* **PROBLEM TO WORK ON**: Your task is to output the listing word for word, with pictures excluded.

※ ※ ※

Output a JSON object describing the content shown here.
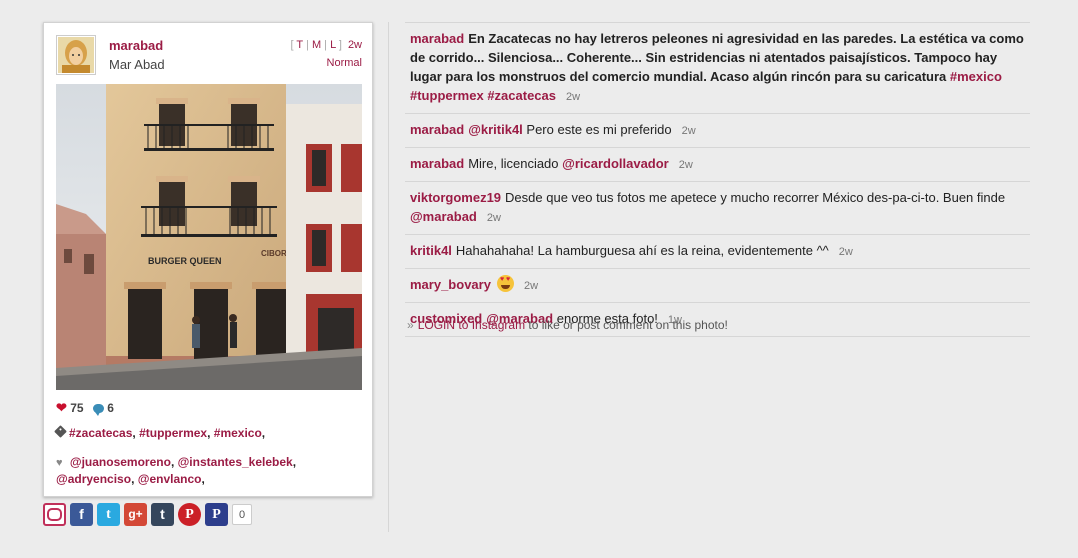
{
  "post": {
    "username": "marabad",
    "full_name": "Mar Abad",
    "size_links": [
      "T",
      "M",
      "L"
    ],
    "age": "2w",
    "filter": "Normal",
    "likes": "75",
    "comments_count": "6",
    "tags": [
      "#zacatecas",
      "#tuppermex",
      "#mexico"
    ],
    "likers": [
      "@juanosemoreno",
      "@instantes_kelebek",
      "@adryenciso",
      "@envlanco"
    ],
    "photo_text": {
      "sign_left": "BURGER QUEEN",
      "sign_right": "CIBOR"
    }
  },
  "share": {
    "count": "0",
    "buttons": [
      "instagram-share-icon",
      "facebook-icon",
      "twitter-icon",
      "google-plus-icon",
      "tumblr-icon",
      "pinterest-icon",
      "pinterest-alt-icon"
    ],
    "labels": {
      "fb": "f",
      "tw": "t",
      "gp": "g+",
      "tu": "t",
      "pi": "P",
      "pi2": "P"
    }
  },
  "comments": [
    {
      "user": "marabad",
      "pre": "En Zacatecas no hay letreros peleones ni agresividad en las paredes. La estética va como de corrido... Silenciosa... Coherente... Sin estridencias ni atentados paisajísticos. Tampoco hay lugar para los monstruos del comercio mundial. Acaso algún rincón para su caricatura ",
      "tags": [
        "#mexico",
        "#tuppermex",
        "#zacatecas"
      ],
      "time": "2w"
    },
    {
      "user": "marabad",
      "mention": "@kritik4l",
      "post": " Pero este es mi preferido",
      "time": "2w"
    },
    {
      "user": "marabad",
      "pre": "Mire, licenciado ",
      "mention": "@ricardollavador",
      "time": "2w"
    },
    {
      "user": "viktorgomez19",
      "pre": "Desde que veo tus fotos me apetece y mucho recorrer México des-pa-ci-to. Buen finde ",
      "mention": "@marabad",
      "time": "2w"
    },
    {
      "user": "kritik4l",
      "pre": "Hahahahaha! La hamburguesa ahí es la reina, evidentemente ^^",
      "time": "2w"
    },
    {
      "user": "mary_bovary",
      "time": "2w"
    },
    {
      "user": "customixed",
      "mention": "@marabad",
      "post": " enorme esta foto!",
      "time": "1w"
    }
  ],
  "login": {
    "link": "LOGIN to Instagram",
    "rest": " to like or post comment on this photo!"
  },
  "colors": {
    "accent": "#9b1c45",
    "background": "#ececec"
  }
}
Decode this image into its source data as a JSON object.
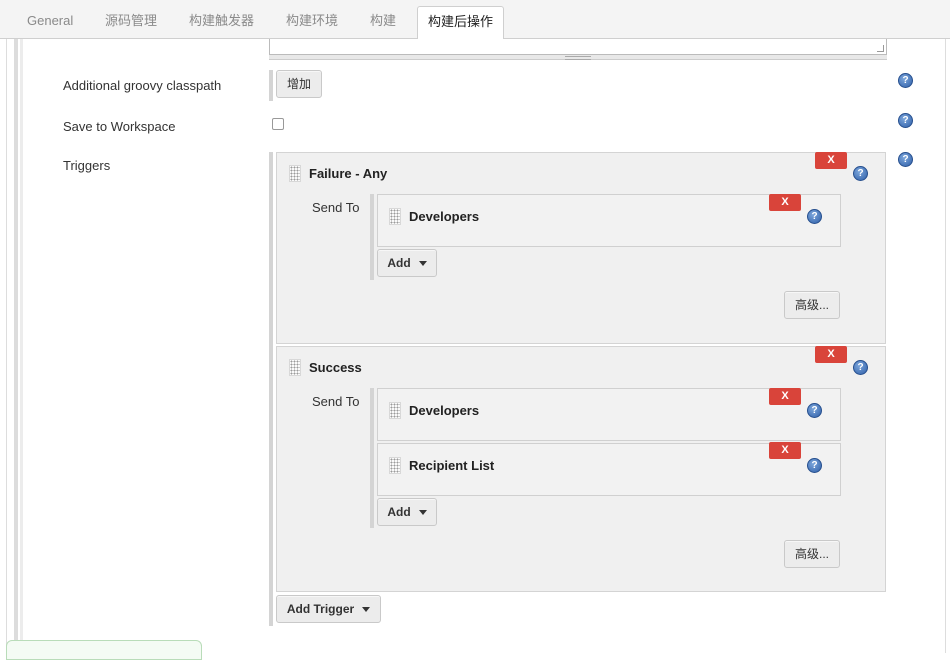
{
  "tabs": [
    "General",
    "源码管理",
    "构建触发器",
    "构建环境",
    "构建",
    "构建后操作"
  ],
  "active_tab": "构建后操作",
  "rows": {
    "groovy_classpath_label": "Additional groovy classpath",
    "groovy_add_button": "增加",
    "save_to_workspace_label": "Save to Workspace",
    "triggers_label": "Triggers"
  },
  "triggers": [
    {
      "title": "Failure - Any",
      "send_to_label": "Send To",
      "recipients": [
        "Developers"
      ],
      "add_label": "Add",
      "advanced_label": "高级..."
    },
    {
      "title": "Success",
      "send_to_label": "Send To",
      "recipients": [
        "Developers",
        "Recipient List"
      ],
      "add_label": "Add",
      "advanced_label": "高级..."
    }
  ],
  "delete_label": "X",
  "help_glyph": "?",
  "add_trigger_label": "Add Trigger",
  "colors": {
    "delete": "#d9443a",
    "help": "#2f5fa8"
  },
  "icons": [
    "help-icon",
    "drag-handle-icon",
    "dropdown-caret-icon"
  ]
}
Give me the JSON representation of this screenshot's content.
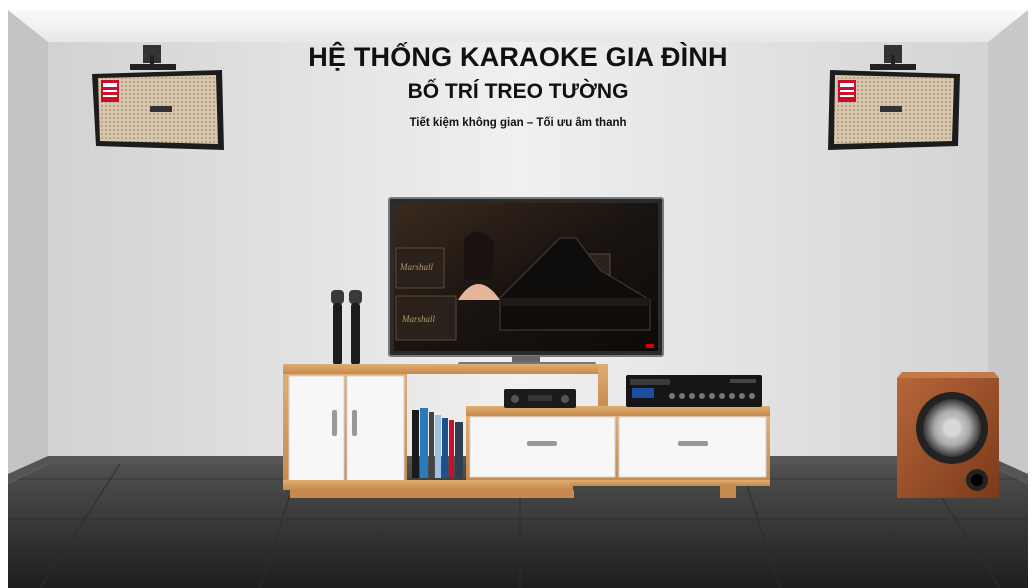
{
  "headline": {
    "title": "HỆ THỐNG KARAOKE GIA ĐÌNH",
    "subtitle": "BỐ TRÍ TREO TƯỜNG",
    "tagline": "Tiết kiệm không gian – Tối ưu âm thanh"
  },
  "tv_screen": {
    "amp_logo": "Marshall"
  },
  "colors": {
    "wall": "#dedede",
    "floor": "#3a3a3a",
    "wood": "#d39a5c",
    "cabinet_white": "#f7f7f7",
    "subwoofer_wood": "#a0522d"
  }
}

※ ※ ※

* **EXERCISE RESULT**:
Output a JSON object describing the content shown here.
{
  "post": {
    "username": "marabad",
    "full_name": "Mar Abad",
    "size_links": [
      "T",
      "M",
      "L"
    ],
    "age": "2w",
    "filter": "Normal",
    "likes": "75",
    "comments_count": "6",
    "tags": [
      "#zacatecas",
      "#tuppermex",
      "#mexico"
    ],
    "likers": [
      "@juanosemoreno",
      "@instantes_kelebek",
      "@adryenciso",
      "@envlanco"
    ],
    "photo_text": {
      "sign_left": "BURGER QUEEN",
      "sign_right": "CIBOR"
    }
  },
  "share": {
    "count": "0",
    "buttons": [
      "instagram-share-icon",
      "facebook-icon",
      "twitter-icon",
      "google-plus-icon",
      "tumblr-icon",
      "pinterest-icon",
      "pinterest-alt-icon"
    ],
    "labels": {
      "fb": "f",
      "tw": "t",
      "gp": "g+",
      "tu": "t",
      "pi": "P",
      "pi2": "P"
    }
  },
  "comments": [
    {
      "user": "marabad",
      "pre": "En Zacatecas no hay letreros peleones ni agresividad en las paredes. La estética va como de corrido... Silenciosa... Coherente... Sin estridencias ni atentados paisajísticos. Tampoco hay lugar para los monstruos del comercio mundial. Acaso algún rincón para su caricatura ",
      "tags": [
        "#mexico",
        "#tuppermex",
        "#zacatecas"
      ],
      "time": "2w"
    },
    {
      "user": "marabad",
      "mention": "@kritik4l",
      "post": " Pero este es mi preferido",
      "time": "2w"
    },
    {
      "user": "marabad",
      "pre": "Mire, licenciado ",
      "mention": "@ricardollavador",
      "time": "2w"
    },
    {
      "user": "viktorgomez19",
      "pre": "Desde que veo tus fotos me apetece y mucho recorrer México des-pa-ci-to. Buen finde ",
      "mention": "@marabad",
      "time": "2w"
    },
    {
      "user": "kritik4l",
      "pre": "Hahahahaha! La hamburguesa ahí es la reina, evidentemente ^^",
      "time": "2w"
    },
    {
      "user": "mary_bovary",
      "time": "2w"
    },
    {
      "user": "customixed",
      "mention": "@marabad",
      "post": " enorme esta foto!",
      "time": "1w"
    }
  ],
  "login": {
    "link": "LOGIN to Instagram",
    "rest": " to like or post comment on this photo!"
  },
  "colors": {
    "accent": "#9b1c45",
    "background": "#ececec"
  }
}
Decode this image into its source data as a JSON object.
{
  "tabs": [
    "General",
    "源码管理",
    "构建触发器",
    "构建环境",
    "构建",
    "构建后操作"
  ],
  "active_tab": "构建后操作",
  "rows": {
    "groovy_classpath_label": "Additional groovy classpath",
    "groovy_add_button": "增加",
    "save_to_workspace_label": "Save to Workspace",
    "triggers_label": "Triggers"
  },
  "triggers": [
    {
      "title": "Failure - Any",
      "send_to_label": "Send To",
      "recipients": [
        "Developers"
      ],
      "add_label": "Add",
      "advanced_label": "高级..."
    },
    {
      "title": "Success",
      "send_to_label": "Send To",
      "recipients": [
        "Developers",
        "Recipient List"
      ],
      "add_label": "Add",
      "advanced_label": "高级..."
    }
  ],
  "delete_label": "X",
  "help_glyph": "?",
  "add_trigger_label": "Add Trigger",
  "colors": {
    "delete": "#d9443a",
    "help": "#2f5fa8"
  },
  "icons": [
    "help-icon",
    "drag-handle-icon",
    "dropdown-caret-icon"
  ]
}
Give me the JSON representation of this screenshot's content.
{
  "headline": {
    "title": "HỆ THỐNG KARAOKE GIA ĐÌNH",
    "subtitle": "BỐ TRÍ TREO TƯỜNG",
    "tagline": "Tiết kiệm không gian – Tối ưu âm thanh"
  },
  "tv_screen": {
    "amp_logo": "Marshall"
  },
  "colors": {
    "wall": "#dedede",
    "floor": "#3a3a3a",
    "wood": "#d39a5c",
    "cabinet_white": "#f7f7f7",
    "subwoofer_wood": "#a0522d"
  }
}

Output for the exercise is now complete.